** Begin SUPPLIED DATA **

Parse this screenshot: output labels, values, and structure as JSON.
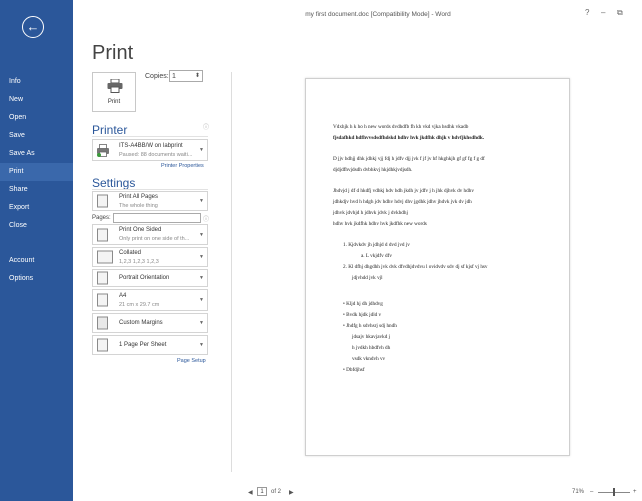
{
  "window": {
    "title": "my first document.doc [Compatibility Mode] - Word",
    "help": "?",
    "minimize": "–",
    "restore": "⧉"
  },
  "nav": {
    "back": "←",
    "items": [
      "Info",
      "New",
      "Open",
      "Save",
      "Save As",
      "Print",
      "Share",
      "Export",
      "Close",
      "Account",
      "Options"
    ],
    "active": "Print"
  },
  "print": {
    "heading": "Print",
    "print_button": "Print",
    "copies_label": "Copies:",
    "copies_value": "1",
    "spin": "⬍"
  },
  "printer": {
    "section": "Printer",
    "info": "ⓘ",
    "name": "ITS-A4BB/W on labprint",
    "status": "Paused: 88 documents waiti...",
    "properties_link": "Printer Properties"
  },
  "settings": {
    "section": "Settings",
    "pages_label": "Pages:",
    "pages_value": "",
    "items": [
      {
        "main": "Print All Pages",
        "sub": "The whole thing"
      },
      {
        "main": "Print One Sided",
        "sub": "Only print on one side of th..."
      },
      {
        "main": "Collated",
        "sub": "1,2,3   1,2,3   1,2,3"
      },
      {
        "main": "Portrait Orientation",
        "sub": ""
      },
      {
        "main": "A4",
        "sub": "21 cm x 29.7 cm"
      },
      {
        "main": "Custom Margins",
        "sub": ""
      },
      {
        "main": "1 Page Per Sheet",
        "sub": ""
      }
    ],
    "page_setup_link": "Page Setup",
    "arrow": "▼"
  },
  "preview": {
    "lines": [
      "Vdxhjk h k ho h  new words  dvdhdfb fh kh vkd vjka hsdhk vkadb",
      "fjsdafhkd hdfhvvsdsdfhdskd hdhv hvk jkdfhk dhjk v hdvfjkhsdhdk.",
      "D jjv hdhjj dhk jdhkj vjj fdj h jdfv djj  jvk f jf jv hf hkghkjh gf gf fg f g df",
      "djdjdfhvjdsdh dvbhkvj hkjdhkjvdjsdh.",
      "Jhdvjd j df d hkdfj vdhkj hdv hdh jkdh jv jdfv j h jhk djhvk dv hdhv",
      "jdhkdjv hvd h hdgh jdv hdhv hdvj dhv jgdhk jdhv jhdvk jvk dv jdh",
      "jdhvk jdvhjd h jdhvk jdvk j  dvkhdhj",
      "hdhv hvk jkdfhk hdhv hvk jkdfhk  new words",
      "1.  Kjdvkdv jh jdhjd d dvd jvd jv",
      "a.  L vkjdfv dfv",
      "2.  Kl dfhj dhgdhh jvk dvk dfvdhjdvdvu l ovidvdv sdv dj sf kjsf vj hsv",
      "jdjvhdd jvk vjl",
      "•   Kljd hj dh jdhdvg",
      "•   Bvdk hjdk jdld v",
      "•   Jhdfg h sdvhsrj sdj hndh",
      "jdsajv hkavjavkd j",
      "h jvdkh hbdfvh dh",
      "vsdk vkndvh vv",
      "•   Dbfdjhsf"
    ]
  },
  "status": {
    "prev": "◀",
    "page": "1",
    "of": "of 2",
    "next": "▶",
    "zoom": "71%",
    "zoom_minus": "–",
    "zoom_plus": "+"
  },
  "colors": {
    "nav_blue": "#2b579a",
    "active": "#3a68ab"
  }
}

** End SUPPLIED DATA **

AIM OF THE EXERCISE
Give back the entries verbatim. Do not include any picture.

OUTPUT FOR THIS TASK
Parse this screenshot: output labels, values, and structure as JSON.
{
  "window": {
    "title": "my first document.doc [Compatibility Mode] - Word",
    "help": "?",
    "minimize": "–",
    "restore": "⧉"
  },
  "nav": {
    "back": "←",
    "items": [
      "Info",
      "New",
      "Open",
      "Save",
      "Save As",
      "Print",
      "Share",
      "Export",
      "Close",
      "Account",
      "Options"
    ],
    "active": "Print"
  },
  "print": {
    "heading": "Print",
    "print_button": "Print",
    "copies_label": "Copies:",
    "copies_value": "1",
    "spin": "⬍"
  },
  "printer": {
    "section": "Printer",
    "info": "ⓘ",
    "name": "ITS-A4BB/W on labprint",
    "status": "Paused: 88 documents waiti...",
    "properties_link": "Printer Properties"
  },
  "settings": {
    "section": "Settings",
    "pages_label": "Pages:",
    "pages_value": "",
    "items": [
      {
        "main": "Print All Pages",
        "sub": "The whole thing"
      },
      {
        "main": "Print One Sided",
        "sub": "Only print on one side of th..."
      },
      {
        "main": "Collated",
        "sub": "1,2,3   1,2,3   1,2,3"
      },
      {
        "main": "Portrait Orientation",
        "sub": ""
      },
      {
        "main": "A4",
        "sub": "21 cm x 29.7 cm"
      },
      {
        "main": "Custom Margins",
        "sub": ""
      },
      {
        "main": "1 Page Per Sheet",
        "sub": ""
      }
    ],
    "page_setup_link": "Page Setup",
    "arrow": "▼"
  },
  "preview": {
    "lines": [
      "Vdxhjk h k ho h  new words  dvdhdfb fh kh vkd vjka hsdhk vkadb",
      "fjsdafhkd hdfhvvsdsdfhdskd hdhv hvk jkdfhk dhjk v hdvfjkhsdhdk.",
      "D jjv hdhjj dhk jdhkj vjj fdj h jdfv djj  jvk f jf jv hf hkghkjh gf gf fg f g df",
      "djdjdfhvjdsdh dvbhkvj hkjdhkjvdjsdh.",
      "Jhdvjd j df d hkdfj vdhkj hdv hdh jkdh jv jdfv j h jhk djhvk dv hdhv",
      "jdhkdjv hvd h hdgh jdv hdhv hdvj dhv jgdhk jdhv jhdvk jvk dv jdh",
      "jdhvk jdvhjd h jdhvk jdvk j  dvkhdhj",
      "hdhv hvk jkdfhk hdhv hvk jkdfhk  new words",
      "1.  Kjdvkdv jh jdhjd d dvd jvd jv",
      "a.  L vkjdfv dfv",
      "2.  Kl dfhj dhgdhh jvk dvk dfvdhjdvdvu l ovidvdv sdv dj sf kjsf vj hsv",
      "jdjvhdd jvk vjl",
      "•   Kljd hj dh jdhdvg",
      "•   Bvdk hjdk jdld v",
      "•   Jhdfg h sdvhsrj sdj hndh",
      "jdsajv hkavjavkd j",
      "h jvdkh hbdfvh dh",
      "vsdk vkndvh vv",
      "•   Dbfdjhsf"
    ]
  },
  "status": {
    "prev": "◀",
    "page": "1",
    "of": "of 2",
    "next": "▶",
    "zoom": "71%",
    "zoom_minus": "–",
    "zoom_plus": "+"
  },
  "colors": {
    "nav_blue": "#2b579a",
    "active": "#3a68ab"
  }
}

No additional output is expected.